### PROBLEM REQUIREMENTS
Extract the full listing verbatim and drop any pictures from your copy.

[Records from a data collection]
.....
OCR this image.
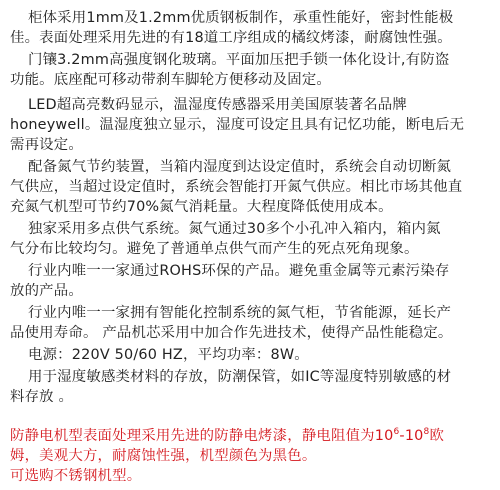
柜体采用1mm及1.2mm优质钢板制作，承重性能好，密封性能极
佳。表面处理采用先进的有18道工序组成的橘纹烤漆，耐腐蚀性强。
门镶3.2mm高强度钢化玻璃。平面加压把手锁一体化设计,有防盗
功能。底座配可移动带刹车脚轮方便移动及固定。
LED超高亮数码显示，温湿度传感器采用美国原装著名品牌
honeywell。温湿度独立显示，湿度可设定且具有记忆功能，断电后无
需再设定。
配备氮气节约装置，当箱内湿度到达设定值时，系统会自动切断氮
气供应，当超过设定值时，系统会智能打开氮气供应。相比市场其他直
充氮气机型可节约70%氮气消耗量。大程度降低使用成本。
独家采用多点供气系统。氮气通过30多个小孔冲入箱内，箱内氮
气分布比较均匀。避免了普通单点供气而产生的死点死角现象。
行业内唯一一家通过ROHS环保的产品。避免重金属等元素污染存
放的产品。
行业内唯一一家拥有智能化控制系统的氮气柜，节省能源，延长产
品使用寿命。 产品机芯采用中加合作先进技术，使得产品性能稳定。
电源：220V 50/60 HZ，平均功率：8W。
用于湿度敏感类材料的存放，防潮保管，如IC等湿度特别敏感的材
料存放 。
防静电机型表面处理采用先进的防静电烤漆，静电阻值为$10^6-10^8$欧
姆，美观大方，耐腐蚀性强，机型颜色为黑色。
可选购不锈钢机型。
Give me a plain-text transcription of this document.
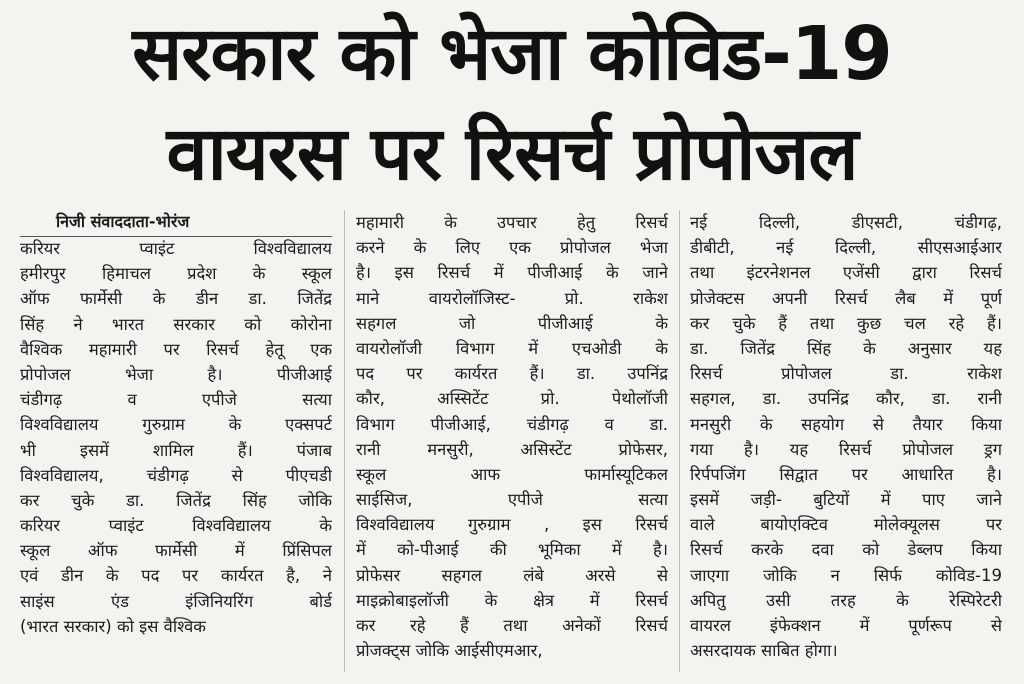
सरकार को भेजा कोविड-19
वायरस पर रिसर्च प्रोपोजल
निजी संवाददाता-भोरंज
करियर प्वाइंट विश्वविद्यालय
हमीरपुर हिमाचल प्रदेश के स्कूल
ऑफ फार्मेसी के डीन डा. जितेंद्र
सिंह ने भारत सरकार को कोरोना
वैश्विक महामारी पर रिसर्च हेतू एक
प्रोपोजल भेजा है। पीजीआई
चंडीगढ़ व एपीजे सत्या
विश्वविद्यालय गुरुग्राम के एक्सपर्ट
भी इसमें शामिल हैं। पंजाब
विश्वविद्यालय, चंडीगढ़ से पीएचडी
कर चुके डा. जितेंद्र सिंह जोकि
करियर प्वाइंट विश्वविद्यालय के
स्कूल ऑफ फार्मेसी में प्रिंसिपल
एवं डीन के पद पर कार्यरत है, ने
साइंस एंड इंजिनियरिंग बोर्ड
(भारत सरकार) को इस वैश्विक
महामारी के उपचार हेतु रिसर्च
करने के लिए एक प्रोपोजल भेजा
है। इस रिसर्च में पीजीआई के जाने
माने वायरोलॉजिस्ट- प्रो. राकेश
सहगल जो पीजीआई के
वायरोलॉजी विभाग में एचओडी के
पद पर कार्यरत हैं। डा. उपनिंद्र
कौर, अस्सिटेंट प्रो. पेथोलॉजी
विभाग पीजीआई, चंडीगढ़ व डा.
रानी मनसुरी, असिस्टेंट प्रोफेसर,
स्कूल आफ फार्मास्यूटिकल
साईसिज, एपीजे सत्या
विश्वविद्यालय गुरुग्राम , इस रिसर्च
में को-पीआई की भूमिका में है।
प्रोफेसर सहगल लंबे अरसे से
माइक्रोबाइलॉजी के क्षेत्र में रिसर्च
कर रहे हैं तथा अनेकों रिसर्च
प्रोजक्ट्स जोकि आईसीएमआर,
नई दिल्ली, डीएसटी, चंडीगढ़,
डीबीटी, नई दिल्ली, सीएसआईआर
तथा इंटरनेशनल एजेंसी द्वारा रिसर्च
प्रोजेक्टस अपनी रिसर्च लैब में पूर्ण
कर चुके हैं तथा कुछ चल रहे हैं।
डा. जितेंद्र सिंह के अनुसार यह
रिसर्च प्रोपोजल डा. राकेश
सहगल, डा. उपनिंद्र कौर, डा. रानी
मनसुरी के सहयोग से तैयार किया
गया है। यह रिसर्च प्रोपोजल ड्रग
रिर्पपजिंग सिद्वात पर आधारित है।
इसमें जड़ी- बुटियों में पाए जाने
वाले बायोएक्टिव मोलेक्यूलस पर
रिसर्च करके दवा को डेब्लप किया
जाएगा जोकि न सिर्फ कोविड-19
अपितु उसी तरह के रेस्पिरेटरी
वायरल इंफेक्शन में पूर्णरूप से
असरदायक साबित होगा।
.....
### RESPONSE
OCR this image.
柜体采用1mm及1.2mm优质钢板制作，承重性能好，密封性能极
佳。表面处理采用先进的有18道工序组成的橘纹烤漆，耐腐蚀性强。
门镶3.2mm高强度钢化玻璃。平面加压把手锁一体化设计,有防盗
功能。底座配可移动带刹车脚轮方便移动及固定。
LED超高亮数码显示，温湿度传感器采用美国原装著名品牌
honeywell。温湿度独立显示，湿度可设定且具有记忆功能，断电后无
需再设定。
配备氮气节约装置，当箱内湿度到达设定值时，系统会自动切断氮
气供应，当超过设定值时，系统会智能打开氮气供应。相比市场其他直
充氮气机型可节约70%氮气消耗量。大程度降低使用成本。
独家采用多点供气系统。氮气通过30多个小孔冲入箱内，箱内氮
气分布比较均匀。避免了普通单点供气而产生的死点死角现象。
行业内唯一一家通过ROHS环保的产品。避免重金属等元素污染存
放的产品。
行业内唯一一家拥有智能化控制系统的氮气柜，节省能源，延长产
品使用寿命。 产品机芯采用中加合作先进技术，使得产品性能稳定。
电源：220V 50/60 HZ，平均功率：8W。
用于湿度敏感类材料的存放，防潮保管，如IC等湿度特别敏感的材
料存放 。
防静电机型表面处理采用先进的防静电烤漆，静电阻值为$10^6-10^8$欧
姆，美观大方，耐腐蚀性强，机型颜色为黑色。
可选购不锈钢机型。
Give me a plain-text transcription of this document.
सरकार को भेजा कोविड-19
वायरस पर रिसर्च प्रोपोजल
निजी संवाददाता-भोरंज
करियर प्वाइंट विश्वविद्यालय
हमीरपुर हिमाचल प्रदेश के स्कूल
ऑफ फार्मेसी के डीन डा. जितेंद्र
सिंह ने भारत सरकार को कोरोना
वैश्विक महामारी पर रिसर्च हेतू एक
प्रोपोजल भेजा है। पीजीआई
चंडीगढ़ व एपीजे सत्या
विश्वविद्यालय गुरुग्राम के एक्सपर्ट
भी इसमें शामिल हैं। पंजाब
विश्वविद्यालय, चंडीगढ़ से पीएचडी
कर चुके डा. जितेंद्र सिंह जोकि
करियर प्वाइंट विश्वविद्यालय के
स्कूल ऑफ फार्मेसी में प्रिंसिपल
एवं डीन के पद पर कार्यरत है, ने
साइंस एंड इंजिनियरिंग बोर्ड
(भारत सरकार) को इस वैश्विक
महामारी के उपचार हेतु रिसर्च
करने के लिए एक प्रोपोजल भेजा
है। इस रिसर्च में पीजीआई के जाने
माने वायरोलॉजिस्ट- प्रो. राकेश
सहगल जो पीजीआई के
वायरोलॉजी विभाग में एचओडी के
पद पर कार्यरत हैं। डा. उपनिंद्र
कौर, अस्सिटेंट प्रो. पेथोलॉजी
विभाग पीजीआई, चंडीगढ़ व डा.
रानी मनसुरी, असिस्टेंट प्रोफेसर,
स्कूल आफ फार्मास्यूटिकल
साईसिज, एपीजे सत्या
विश्वविद्यालय गुरुग्राम , इस रिसर्च
में को-पीआई की भूमिका में है।
प्रोफेसर सहगल लंबे अरसे से
माइक्रोबाइलॉजी के क्षेत्र में रिसर्च
कर रहे हैं तथा अनेकों रिसर्च
प्रोजक्ट्स जोकि आईसीएमआर,
नई दिल्ली, डीएसटी, चंडीगढ़,
डीबीटी, नई दिल्ली, सीएसआईआर
तथा इंटरनेशनल एजेंसी द्वारा रिसर्च
प्रोजेक्टस अपनी रिसर्च लैब में पूर्ण
कर चुके हैं तथा कुछ चल रहे हैं।
डा. जितेंद्र सिंह के अनुसार यह
रिसर्च प्रोपोजल डा. राकेश
सहगल, डा. उपनिंद्र कौर, डा. रानी
मनसुरी के सहयोग से तैयार किया
गया है। यह रिसर्च प्रोपोजल ड्रग
रिर्पपजिंग सिद्वात पर आधारित है।
इसमें जड़ी- बुटियों में पाए जाने
वाले बायोएक्टिव मोलेक्यूलस पर
रिसर्च करके दवा को डेब्लप किया
जाएगा जोकि न सिर्फ कोविड-19
अपितु उसी तरह के रेस्पिरेटरी
वायरल इंफेक्शन में पूर्णरूप से
असरदायक साबित होगा।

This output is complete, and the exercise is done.